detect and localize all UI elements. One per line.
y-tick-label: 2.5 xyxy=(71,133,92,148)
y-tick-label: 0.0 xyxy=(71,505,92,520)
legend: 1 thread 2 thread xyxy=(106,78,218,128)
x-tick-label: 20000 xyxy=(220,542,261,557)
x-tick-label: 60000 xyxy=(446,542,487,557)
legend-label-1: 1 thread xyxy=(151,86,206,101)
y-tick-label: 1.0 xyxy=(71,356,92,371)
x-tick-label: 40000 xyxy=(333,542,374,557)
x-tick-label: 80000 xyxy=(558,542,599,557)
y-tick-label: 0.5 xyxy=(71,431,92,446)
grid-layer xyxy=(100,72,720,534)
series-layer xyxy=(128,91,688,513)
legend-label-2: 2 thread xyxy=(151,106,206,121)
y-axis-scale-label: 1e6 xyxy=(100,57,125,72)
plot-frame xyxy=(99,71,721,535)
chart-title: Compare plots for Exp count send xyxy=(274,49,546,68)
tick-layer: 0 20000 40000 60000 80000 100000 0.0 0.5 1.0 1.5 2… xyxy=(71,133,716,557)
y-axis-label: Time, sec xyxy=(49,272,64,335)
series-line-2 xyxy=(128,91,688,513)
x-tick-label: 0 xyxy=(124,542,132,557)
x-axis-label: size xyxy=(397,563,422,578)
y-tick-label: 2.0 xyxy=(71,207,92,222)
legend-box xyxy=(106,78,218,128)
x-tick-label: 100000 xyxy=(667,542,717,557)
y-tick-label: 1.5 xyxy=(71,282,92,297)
=====
- [Requirements] Render every line in the records above as a numbered list, leaving out any blank lines.

- [Final answer]
1. detect and localize all UI elements. One per line.
2. y-tick-label: 2.5 xyxy=(71,133,92,148)
3. y-tick-label: 0.0 xyxy=(71,505,92,520)
4. legend: 1 thread 2 thread xyxy=(106,78,218,128)
5. x-tick-label: 20000 xyxy=(220,542,261,557)
6. x-tick-label: 60000 xyxy=(446,542,487,557)
7. legend-label-1: 1 thread xyxy=(151,86,206,101)
8. y-tick-label: 1.0 xyxy=(71,356,92,371)
9. x-tick-label: 40000 xyxy=(333,542,374,557)
10. x-tick-label: 80000 xyxy=(558,542,599,557)
11. y-tick-label: 0.5 xyxy=(71,431,92,446)
12. grid-layer xyxy=(100,72,720,534)
13. series-layer xyxy=(128,91,688,513)
14. legend-label-2: 2 thread xyxy=(151,106,206,121)
15. y-axis-scale-label: 1e6 xyxy=(100,57,125,72)
16. plot-frame xyxy=(99,71,721,535)
17. chart-title: Compare plots for Exp count send xyxy=(274,49,546,68)
18. tick-layer: 0 20000 40000 60000 80000 100000 0.0 0.5 1.0 1.5 2… xyxy=(71,133,716,557)
19. y-axis-label: Time, sec xyxy=(49,272,64,335)
20. series-line-2 xyxy=(128,91,688,513)
21. x-tick-label: 0 xyxy=(124,542,132,557)
22. x-axis-label: size xyxy=(397,563,422,578)
23. y-tick-label: 2.0 xyxy=(71,207,92,222)
24. legend-box xyxy=(106,78,218,128)
25. x-tick-label: 100000 xyxy=(667,542,717,557)
26. y-tick-label: 1.5 xyxy=(71,282,92,297)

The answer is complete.